## [Problem description]
Note each line that includes the word "Give". Copy those lines.

## [Excerpted records]
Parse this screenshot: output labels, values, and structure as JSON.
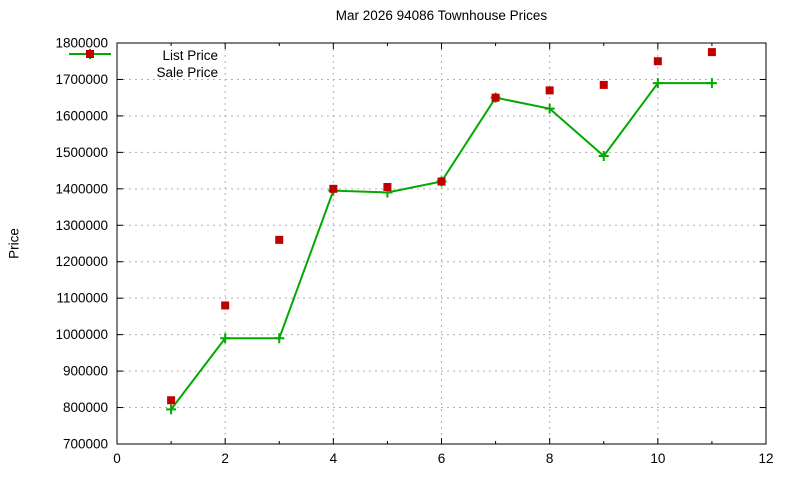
{
  "chart_data": {
    "type": "line",
    "title": "Mar 2026 94086 Townhouse Prices",
    "xlabel": "",
    "ylabel": "Price",
    "xlim": [
      0,
      12
    ],
    "ylim": [
      700000,
      1800000
    ],
    "xticks": [
      0,
      2,
      4,
      6,
      8,
      10,
      12
    ],
    "x_minor_ticks": [
      1,
      3,
      5,
      7,
      9,
      11
    ],
    "yticks": [
      700000,
      800000,
      900000,
      1000000,
      1100000,
      1200000,
      1300000,
      1400000,
      1500000,
      1600000,
      1700000,
      1800000
    ],
    "grid": true,
    "legend_position": "top-left",
    "x": [
      1,
      2,
      3,
      4,
      5,
      6,
      7,
      8,
      9,
      10,
      11
    ],
    "series": [
      {
        "name": "List Price",
        "type": "line-with-markers",
        "marker": "plus",
        "color": "#00AA00",
        "values": [
          795000,
          990000,
          990000,
          1395000,
          1390000,
          1420000,
          1650000,
          1620000,
          1490000,
          1690000,
          1690000
        ]
      },
      {
        "name": "Sale Price",
        "type": "scatter",
        "marker": "square",
        "color": "#C00000",
        "values": [
          820000,
          1080000,
          1260000,
          1400000,
          1405000,
          1420000,
          1650000,
          1670000,
          1685000,
          1750000,
          1775000
        ]
      }
    ],
    "colors": {
      "axis": "#000000",
      "grid": "#b0b0b0",
      "background": "#ffffff",
      "text": "#000000"
    }
  }
}
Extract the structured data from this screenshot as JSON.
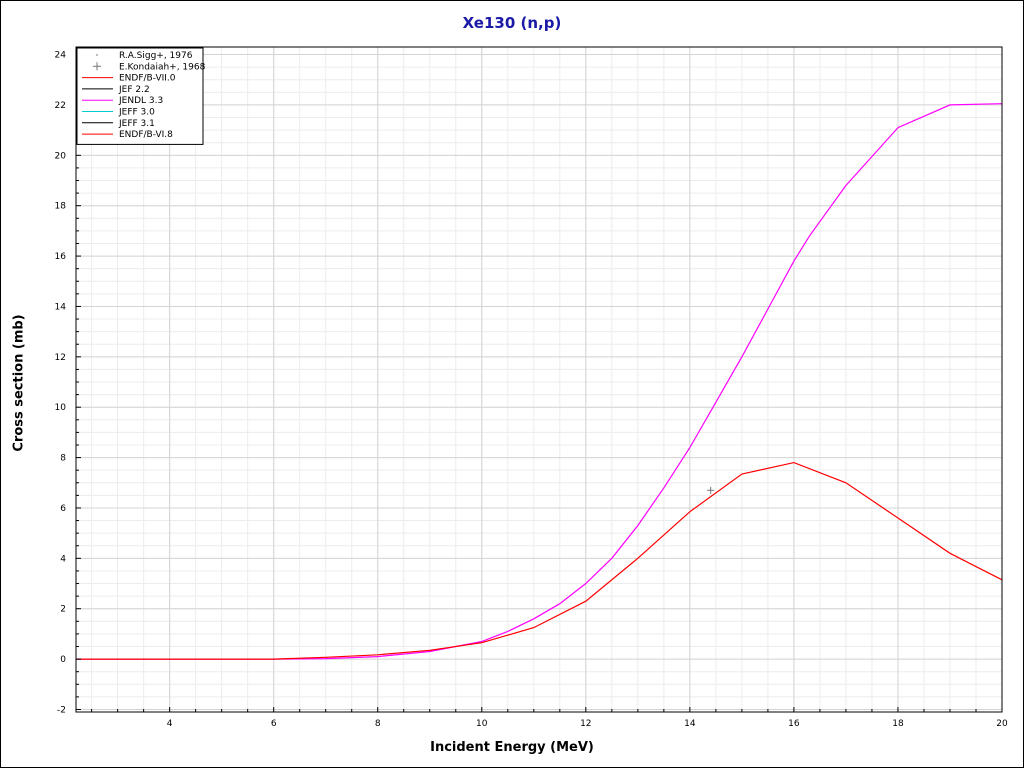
{
  "chart_data": {
    "type": "line",
    "title": "Xe130 (n,p)",
    "xlabel": "Incident Energy (MeV)",
    "ylabel": "Cross section (mb)",
    "xlim": [
      2.2,
      20
    ],
    "ylim": [
      -2.1,
      24.3
    ],
    "xticks": [
      4,
      6,
      8,
      10,
      12,
      14,
      16,
      18,
      20
    ],
    "yticks": [
      -2,
      0,
      2,
      4,
      6,
      8,
      10,
      12,
      14,
      16,
      18,
      20,
      22,
      24
    ],
    "grid": true,
    "legend_position": "top-left",
    "colors": {
      "title": "#1a1aa6",
      "endf_b_vii_0": "#ff0000",
      "jef_2_2": "#000000",
      "jendl_3_3": "#ff00ff",
      "jeff_3_0": "#00cccc",
      "jeff_3_1": "#000000",
      "endf_b_vi_8": "#ff0000",
      "grid": "#d4d4d4"
    },
    "legend": [
      {
        "name": "R.A.Sigg+, 1976",
        "marker": "dot",
        "color": "#aaaaaa"
      },
      {
        "name": "E.Kondaiah+, 1968",
        "marker": "plus",
        "color": "#777777"
      },
      {
        "name": "ENDF/B-VII.0",
        "marker": "line",
        "color": "#ff0000"
      },
      {
        "name": "JEF 2.2",
        "marker": "line",
        "color": "#000000"
      },
      {
        "name": "JENDL 3.3",
        "marker": "line",
        "color": "#ff00ff"
      },
      {
        "name": "JEFF 3.0",
        "marker": "line",
        "color": "#00cccc"
      },
      {
        "name": "JEFF 3.1",
        "marker": "line",
        "color": "#000000"
      },
      {
        "name": "ENDF/B-VI.8",
        "marker": "line",
        "color": "#ff0000"
      }
    ],
    "series": [
      {
        "name": "JENDL 3.3",
        "color": "#ff00ff",
        "x": [
          2.2,
          6.0,
          7.0,
          8.0,
          9.0,
          10.0,
          10.5,
          11.0,
          11.5,
          12.0,
          12.5,
          13.0,
          13.5,
          14.0,
          14.5,
          15.0,
          15.5,
          16.0,
          16.3,
          17.0,
          18.0,
          19.0,
          20.0
        ],
        "y": [
          0.0,
          0.0,
          0.02,
          0.1,
          0.3,
          0.7,
          1.1,
          1.6,
          2.2,
          3.0,
          4.0,
          5.3,
          6.8,
          8.4,
          10.2,
          12.0,
          13.9,
          15.8,
          16.8,
          18.8,
          21.1,
          22.0,
          22.05
        ]
      },
      {
        "name": "ENDF/B-VII.0",
        "color": "#ff0000",
        "x": [
          2.2,
          6.0,
          7.0,
          8.0,
          9.0,
          10.0,
          11.0,
          12.0,
          13.0,
          14.0,
          15.0,
          16.0,
          17.0,
          18.0,
          19.0,
          20.0
        ],
        "y": [
          0.0,
          0.0,
          0.07,
          0.17,
          0.35,
          0.65,
          1.25,
          2.3,
          4.0,
          5.85,
          7.35,
          7.8,
          7.0,
          5.6,
          4.2,
          3.15
        ]
      }
    ],
    "points": [
      {
        "name": "E.Kondaiah+, 1968",
        "marker": "plus",
        "x": 14.4,
        "y": 6.7
      }
    ]
  }
}
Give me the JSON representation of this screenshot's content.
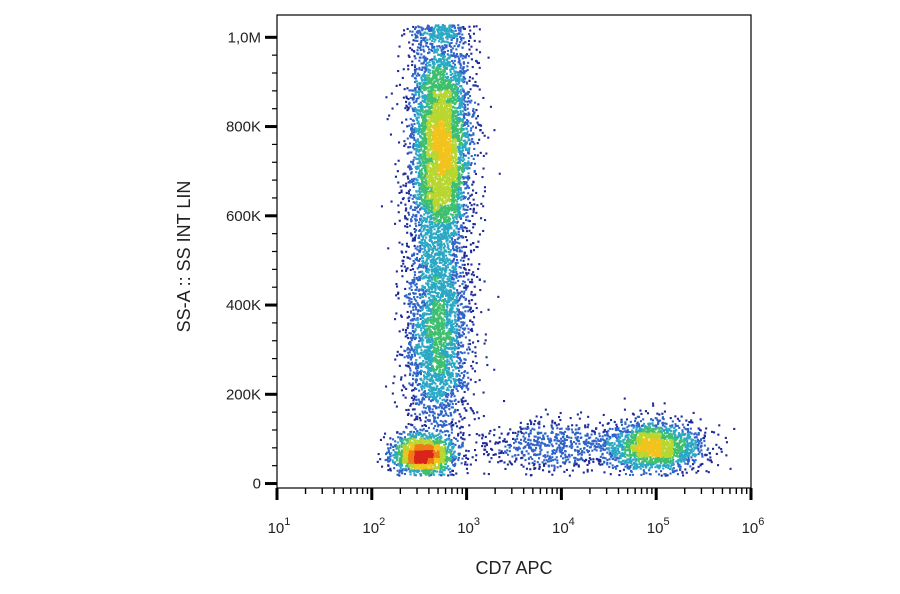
{
  "chart_data": {
    "type": "scatter",
    "style": "density-colored flow cytometry dot plot",
    "xlabel": "CD7 APC",
    "ylabel": "SS-A :: SS INT LIN",
    "x_scale": "log",
    "x_range": [
      10,
      1000000
    ],
    "x_tick_labels": [
      {
        "base": "10",
        "exp": "1",
        "value": 10
      },
      {
        "base": "10",
        "exp": "2",
        "value": 100
      },
      {
        "base": "10",
        "exp": "3",
        "value": 1000
      },
      {
        "base": "10",
        "exp": "4",
        "value": 10000
      },
      {
        "base": "10",
        "exp": "5",
        "value": 100000
      },
      {
        "base": "10",
        "exp": "6",
        "value": 1000000
      }
    ],
    "y_scale": "linear",
    "y_range": [
      -10000,
      1050000
    ],
    "y_ticks": [
      {
        "label": "0",
        "value": 0
      },
      {
        "label": "200K",
        "value": 200000
      },
      {
        "label": "400K",
        "value": 400000
      },
      {
        "label": "600K",
        "value": 600000
      },
      {
        "label": "800K",
        "value": 800000
      },
      {
        "label": "1,0M",
        "value": 1000000
      }
    ],
    "populations": [
      {
        "x_center": 520,
        "y_center": 760000,
        "x_spread_log": 0.16,
        "y_spread": 140000,
        "count": 5200
      },
      {
        "x_center": 480,
        "y_center": 330000,
        "x_spread_log": 0.17,
        "y_spread": 120000,
        "count": 2600
      },
      {
        "x_center": 340,
        "y_center": 65000,
        "x_spread_log": 0.16,
        "y_spread": 22000,
        "count": 1500
      },
      {
        "x_center": 95000,
        "y_center": 85000,
        "x_spread_log": 0.24,
        "y_spread": 28000,
        "count": 1700
      },
      {
        "x_center": 9000,
        "y_center": 85000,
        "x_spread_log": 0.45,
        "y_spread": 30000,
        "count": 700
      }
    ],
    "density_colors": [
      "#1f2a99",
      "#2f63c8",
      "#2aa8c4",
      "#3fbf6e",
      "#b8d630",
      "#f2c31d",
      "#ef7a16",
      "#d9241c"
    ],
    "grid": false,
    "legend": "none"
  }
}
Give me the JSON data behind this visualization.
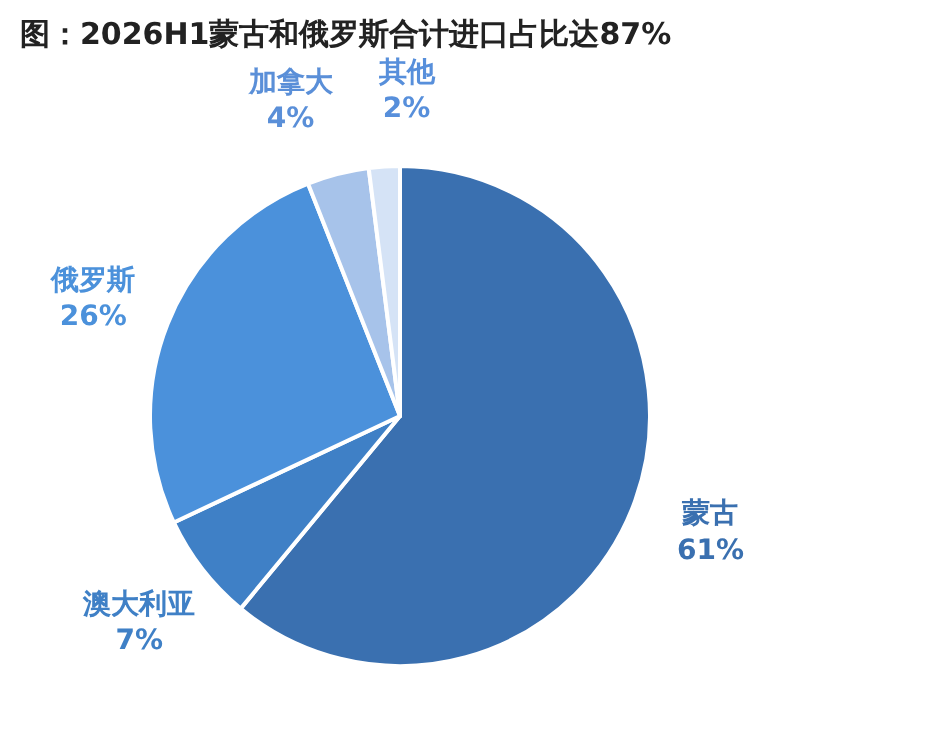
{
  "chart_data": {
    "type": "pie",
    "title": "图：2026H1蒙古和俄罗斯合计进口占比达87%",
    "categories": [
      "蒙古",
      "澳大利亚",
      "俄罗斯",
      "加拿大",
      "其他"
    ],
    "values": [
      61,
      7,
      26,
      4,
      2
    ],
    "colors": [
      "#3a70b0",
      "#3f80c6",
      "#4b91db",
      "#a7c3ea",
      "#d5e3f6"
    ],
    "value_labels": [
      "61%",
      "7%",
      "26%",
      "4%",
      "2%"
    ]
  }
}
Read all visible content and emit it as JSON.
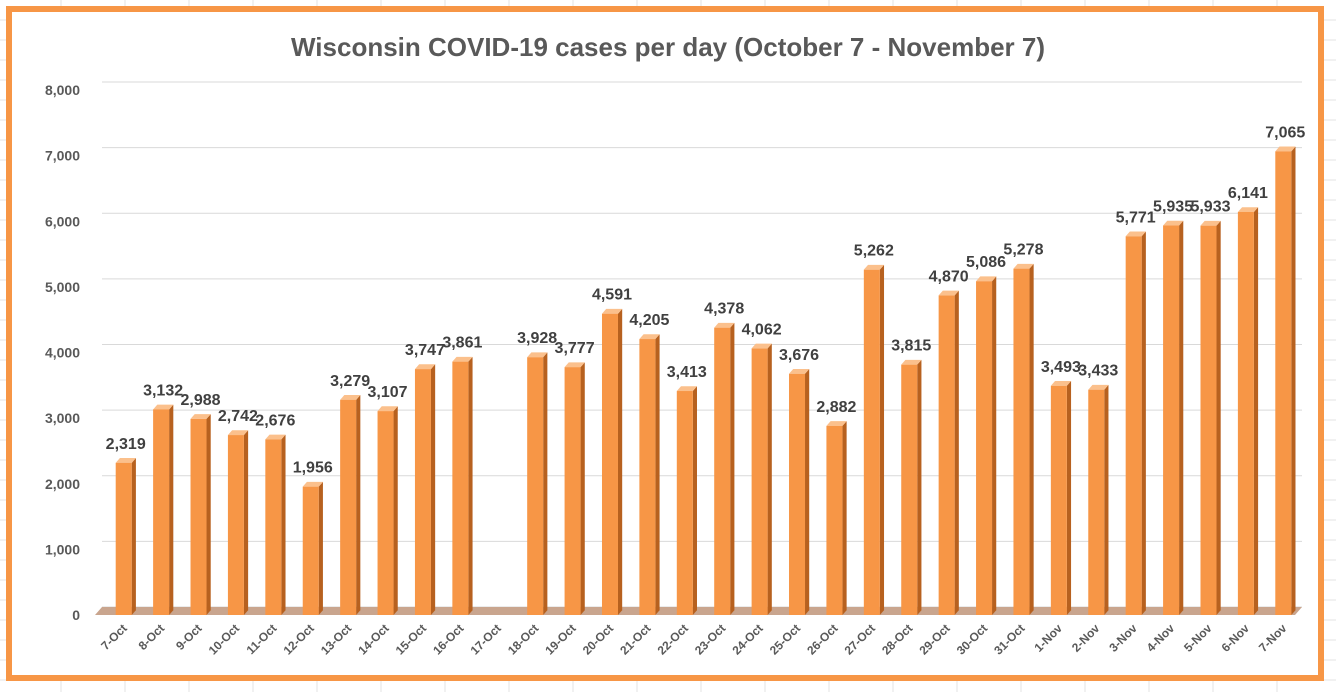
{
  "chart_data": {
    "type": "bar",
    "title": "Wisconsin COVID-19 cases per day (October 7 - November 7)",
    "xlabel": "",
    "ylabel": "",
    "ylim": [
      0,
      8000
    ],
    "yticks": [
      "0",
      "1,000",
      "2,000",
      "3,000",
      "4,000",
      "5,000",
      "6,000",
      "7,000",
      "8,000"
    ],
    "grid": true,
    "legend": "none",
    "bar_color": "#f79646",
    "categories": [
      "7-Oct",
      "8-Oct",
      "9-Oct",
      "10-Oct",
      "11-Oct",
      "12-Oct",
      "13-Oct",
      "14-Oct",
      "15-Oct",
      "16-Oct",
      "17-Oct",
      "18-Oct",
      "19-Oct",
      "20-Oct",
      "21-Oct",
      "22-Oct",
      "23-Oct",
      "24-Oct",
      "25-Oct",
      "26-Oct",
      "27-Oct",
      "28-Oct",
      "29-Oct",
      "30-Oct",
      "31-Oct",
      "1-Nov",
      "2-Nov",
      "3-Nov",
      "4-Nov",
      "5-Nov",
      "6-Nov",
      "7-Nov"
    ],
    "values": [
      2319,
      3132,
      2988,
      2742,
      2676,
      1956,
      3279,
      3107,
      3747,
      3861,
      null,
      3928,
      3777,
      4591,
      4205,
      3413,
      4378,
      4062,
      3676,
      2882,
      5262,
      3815,
      4870,
      5086,
      5278,
      3493,
      3433,
      5771,
      5935,
      5933,
      6141,
      7065
    ],
    "data_labels": [
      "2,319",
      "3,132",
      "2,988",
      "2,742",
      "2,676",
      "1,956",
      "3,279",
      "3,107",
      "3,747",
      "3,861",
      "",
      "3,928",
      "3,777",
      "4,591",
      "4,205",
      "3,413",
      "4,378",
      "4,062",
      "3,676",
      "2,882",
      "5,262",
      "3,815",
      "4,870",
      "5,086",
      "5,278",
      "3,493",
      "3,433",
      "5,771",
      "5,935",
      "5,933",
      "6,141",
      "7,065"
    ]
  }
}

## [Full output]
Give me the JSON representation of this screenshot's content.
Give me the JSON data behind this visualization.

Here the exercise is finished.